**Entries shown:**
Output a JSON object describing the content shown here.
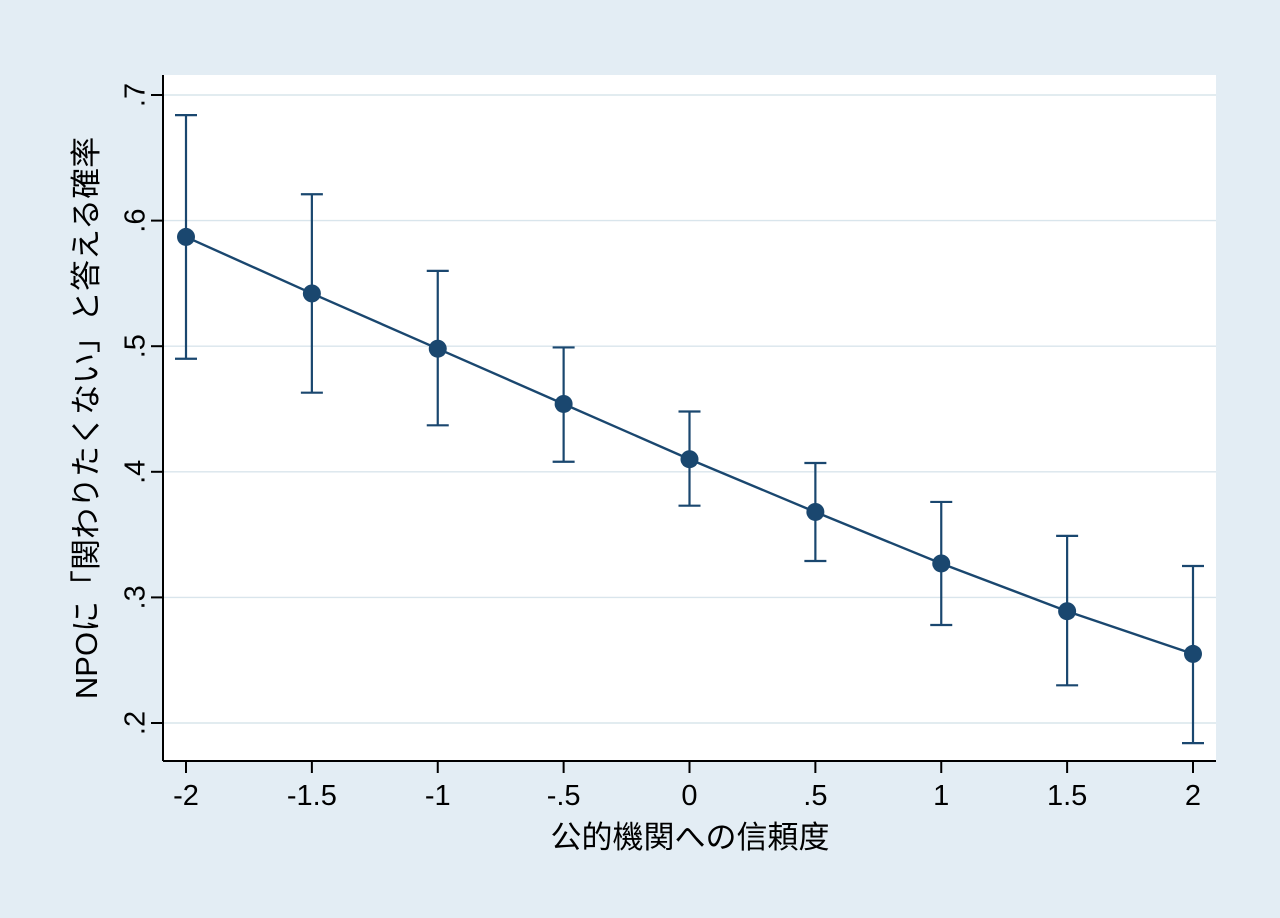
{
  "chart_data": {
    "type": "line",
    "title": "",
    "xlabel": "公的機関への信頼度",
    "ylabel": "NPOに「関わりたくない」と答える確率",
    "x": [
      -2,
      -1.5,
      -1,
      -0.5,
      0,
      0.5,
      1,
      1.5,
      2
    ],
    "y": [
      0.587,
      0.542,
      0.498,
      0.454,
      0.41,
      0.368,
      0.327,
      0.289,
      0.255
    ],
    "ci_lower": [
      0.49,
      0.463,
      0.437,
      0.408,
      0.373,
      0.329,
      0.278,
      0.23,
      0.184
    ],
    "ci_upper": [
      0.684,
      0.621,
      0.56,
      0.499,
      0.448,
      0.407,
      0.376,
      0.349,
      0.325
    ],
    "xlim": [
      -2,
      2
    ],
    "ylim": [
      0.2,
      0.7
    ],
    "xticks": [
      -2,
      -1.5,
      -1,
      -0.5,
      0,
      0.5,
      1,
      1.5,
      2
    ],
    "xtick_labels": [
      "-2",
      "-1.5",
      "-1",
      "-.5",
      "0",
      ".5",
      "1",
      "1.5",
      "2"
    ],
    "yticks": [
      0.2,
      0.3,
      0.4,
      0.5,
      0.6,
      0.7
    ],
    "ytick_labels": [
      ".2",
      ".3",
      ".4",
      ".5",
      ".6",
      ".7"
    ],
    "grid": true,
    "legend": false,
    "error_bars": true,
    "colors": {
      "line": "#1a476f",
      "marker": "#1a476f",
      "ci": "#1a476f",
      "background": "#e3edf4",
      "plot_background": "#ffffff",
      "gridline": "#d9e5ec",
      "axis": "#000000"
    }
  }
}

**Work to do:** Copy every record above exactly as written, but leave out the pictures.

**Result of the task:**
Output a JSON object describing the content shown here.
{
  "chart_data": {
    "type": "line",
    "title": "",
    "xlabel": "公的機関への信頼度",
    "ylabel": "NPOに「関わりたくない」と答える確率",
    "x": [
      -2,
      -1.5,
      -1,
      -0.5,
      0,
      0.5,
      1,
      1.5,
      2
    ],
    "y": [
      0.587,
      0.542,
      0.498,
      0.454,
      0.41,
      0.368,
      0.327,
      0.289,
      0.255
    ],
    "ci_lower": [
      0.49,
      0.463,
      0.437,
      0.408,
      0.373,
      0.329,
      0.278,
      0.23,
      0.184
    ],
    "ci_upper": [
      0.684,
      0.621,
      0.56,
      0.499,
      0.448,
      0.407,
      0.376,
      0.349,
      0.325
    ],
    "xlim": [
      -2,
      2
    ],
    "ylim": [
      0.2,
      0.7
    ],
    "xticks": [
      -2,
      -1.5,
      -1,
      -0.5,
      0,
      0.5,
      1,
      1.5,
      2
    ],
    "xtick_labels": [
      "-2",
      "-1.5",
      "-1",
      "-.5",
      "0",
      ".5",
      "1",
      "1.5",
      "2"
    ],
    "yticks": [
      0.2,
      0.3,
      0.4,
      0.5,
      0.6,
      0.7
    ],
    "ytick_labels": [
      ".2",
      ".3",
      ".4",
      ".5",
      ".6",
      ".7"
    ],
    "grid": true,
    "legend": false,
    "error_bars": true,
    "colors": {
      "line": "#1a476f",
      "marker": "#1a476f",
      "ci": "#1a476f",
      "background": "#e3edf4",
      "plot_background": "#ffffff",
      "gridline": "#d9e5ec",
      "axis": "#000000"
    }
  }
}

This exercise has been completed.